▶ [WHAT IS REQUIRED]: Summarize the abstract below on phenobarbitone and pancreatic islet cell labeling in rats in two sentences.

Assessment of the labelling index of cohorts of the pancreatic islet cell population in phenobarbitone-treated male rats using a double immunohistochemical technique for 5-bromo-2'-deoxyuridine and pancreatic hormones.

A previous study demonstrated that administration of phenobarbitone to male AP Wistar rats for up to 7 days caused alterations in labelling indices (LIs) in several different tissues (including a reduction of the endocrine pancreas population LI) as determined by immunohistochemical visualisation of 5-bromo-2'-deoxyuridine (BrdU) incorporation into S-phase nuclei. The primary objective of this study was to determine whether treatment with phenorbarbitone influenced the replicative states of specific cohorts of the islet (of Langerhans) cell population or generated a uniform depression of LI. Quantitation of the LIs of individual islet cell cohorts was achieved by utilisation of a dual immunohistochemical staining method for BrdU and islet hormones (insulin, glucagon and somatostatin) using a sequential peroxidase anti-peroxidase (PAP)/alkaline phosphatase anti-alkaline phosphatase (APAAP) method employing diaminobenzidine and New Fuchsin chromogens, respectively. We observed reductions, increases and no change in LIs of insulin-, glucagon- and somatostatin-positive cells, respectively. We conclude that the decreased LI of the insulin-positive cohort was not countered entirely by the LI increase in the glucagon-positive cohort due to the larger size of the former. Furthermore, the effects of phenobarbitone treatment are not manifested generally in the islet cell population but in the insulin- and glucagon-positive cohorts only. The causation of these effects is unknown but is likely to be due to enhanced carbohydrate and hormone metabolism. We believe that the visualisation and quantitation of replicating cells in specific hormone-positive cohorts of the islet cell population provide opportunities for understanding the influence of xenobiotics and disease processes on pancreatic function.

▶ [DATA]:
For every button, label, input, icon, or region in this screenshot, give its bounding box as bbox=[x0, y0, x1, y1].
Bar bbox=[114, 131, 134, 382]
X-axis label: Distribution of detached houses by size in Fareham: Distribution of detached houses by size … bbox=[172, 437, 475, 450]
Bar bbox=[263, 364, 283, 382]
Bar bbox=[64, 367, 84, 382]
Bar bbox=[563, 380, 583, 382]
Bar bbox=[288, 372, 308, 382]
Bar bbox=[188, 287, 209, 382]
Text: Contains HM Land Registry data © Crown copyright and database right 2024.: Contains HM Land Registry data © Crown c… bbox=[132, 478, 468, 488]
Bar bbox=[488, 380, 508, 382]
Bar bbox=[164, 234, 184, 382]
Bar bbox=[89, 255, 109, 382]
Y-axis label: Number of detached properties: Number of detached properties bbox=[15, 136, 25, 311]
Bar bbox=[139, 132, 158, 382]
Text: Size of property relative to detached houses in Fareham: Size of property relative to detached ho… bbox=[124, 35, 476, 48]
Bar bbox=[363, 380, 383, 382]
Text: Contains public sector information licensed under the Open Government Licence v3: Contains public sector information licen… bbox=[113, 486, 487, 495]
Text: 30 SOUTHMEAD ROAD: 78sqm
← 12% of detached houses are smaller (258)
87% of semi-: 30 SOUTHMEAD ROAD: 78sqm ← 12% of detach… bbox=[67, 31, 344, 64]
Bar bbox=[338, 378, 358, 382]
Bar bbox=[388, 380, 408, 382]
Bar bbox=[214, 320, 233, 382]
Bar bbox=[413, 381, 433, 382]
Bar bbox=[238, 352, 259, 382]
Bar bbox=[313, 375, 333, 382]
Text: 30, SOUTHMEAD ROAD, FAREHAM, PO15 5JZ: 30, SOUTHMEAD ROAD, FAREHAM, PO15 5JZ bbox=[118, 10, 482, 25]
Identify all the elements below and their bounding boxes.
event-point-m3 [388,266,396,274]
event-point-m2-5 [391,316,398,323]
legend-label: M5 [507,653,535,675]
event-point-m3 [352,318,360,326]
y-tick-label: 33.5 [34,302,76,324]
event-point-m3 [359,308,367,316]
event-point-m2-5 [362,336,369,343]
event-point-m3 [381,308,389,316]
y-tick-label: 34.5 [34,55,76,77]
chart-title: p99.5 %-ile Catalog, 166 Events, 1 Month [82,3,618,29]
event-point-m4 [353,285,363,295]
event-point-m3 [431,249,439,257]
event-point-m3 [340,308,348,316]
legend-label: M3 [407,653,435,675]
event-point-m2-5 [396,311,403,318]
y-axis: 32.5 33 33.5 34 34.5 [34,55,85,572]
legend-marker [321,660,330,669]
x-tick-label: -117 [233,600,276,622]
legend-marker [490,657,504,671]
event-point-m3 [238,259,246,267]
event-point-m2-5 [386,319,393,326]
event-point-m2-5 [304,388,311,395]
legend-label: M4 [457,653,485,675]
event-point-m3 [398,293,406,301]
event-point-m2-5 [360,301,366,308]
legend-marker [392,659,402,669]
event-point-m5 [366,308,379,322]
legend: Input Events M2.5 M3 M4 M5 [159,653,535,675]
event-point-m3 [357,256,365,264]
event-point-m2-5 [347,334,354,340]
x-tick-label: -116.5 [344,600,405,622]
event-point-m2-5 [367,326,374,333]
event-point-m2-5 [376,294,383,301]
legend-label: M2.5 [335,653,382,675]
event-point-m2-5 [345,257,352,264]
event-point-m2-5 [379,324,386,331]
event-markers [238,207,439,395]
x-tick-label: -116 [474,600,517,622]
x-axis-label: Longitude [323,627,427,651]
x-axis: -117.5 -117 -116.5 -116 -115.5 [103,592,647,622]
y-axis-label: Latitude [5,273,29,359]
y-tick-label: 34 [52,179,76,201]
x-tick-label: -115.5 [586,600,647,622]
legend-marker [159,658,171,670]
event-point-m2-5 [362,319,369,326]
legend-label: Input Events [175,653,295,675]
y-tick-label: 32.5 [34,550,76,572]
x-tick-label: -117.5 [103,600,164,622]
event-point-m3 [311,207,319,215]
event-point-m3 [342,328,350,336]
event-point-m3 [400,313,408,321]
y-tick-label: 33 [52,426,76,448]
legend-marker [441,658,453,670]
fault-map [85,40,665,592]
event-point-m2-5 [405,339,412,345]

▶ [TASK ANSWER]: Using a dual immunohistochemical stain for BrdU and islet hormones, the study found that phenobarbitone treatment of male rats reduced the labeling index of insulin-positive islet cells, increased it in glucagon-positive cells, and left somatostatin-positive cells unchanged. The authors conclude that the drug's effects are confined to the insulin- and glucagon-positive cohorts rather than the whole islet cell population, with a cause that is unknown but likely due to enhanced carbohydrate and hormone metabolism.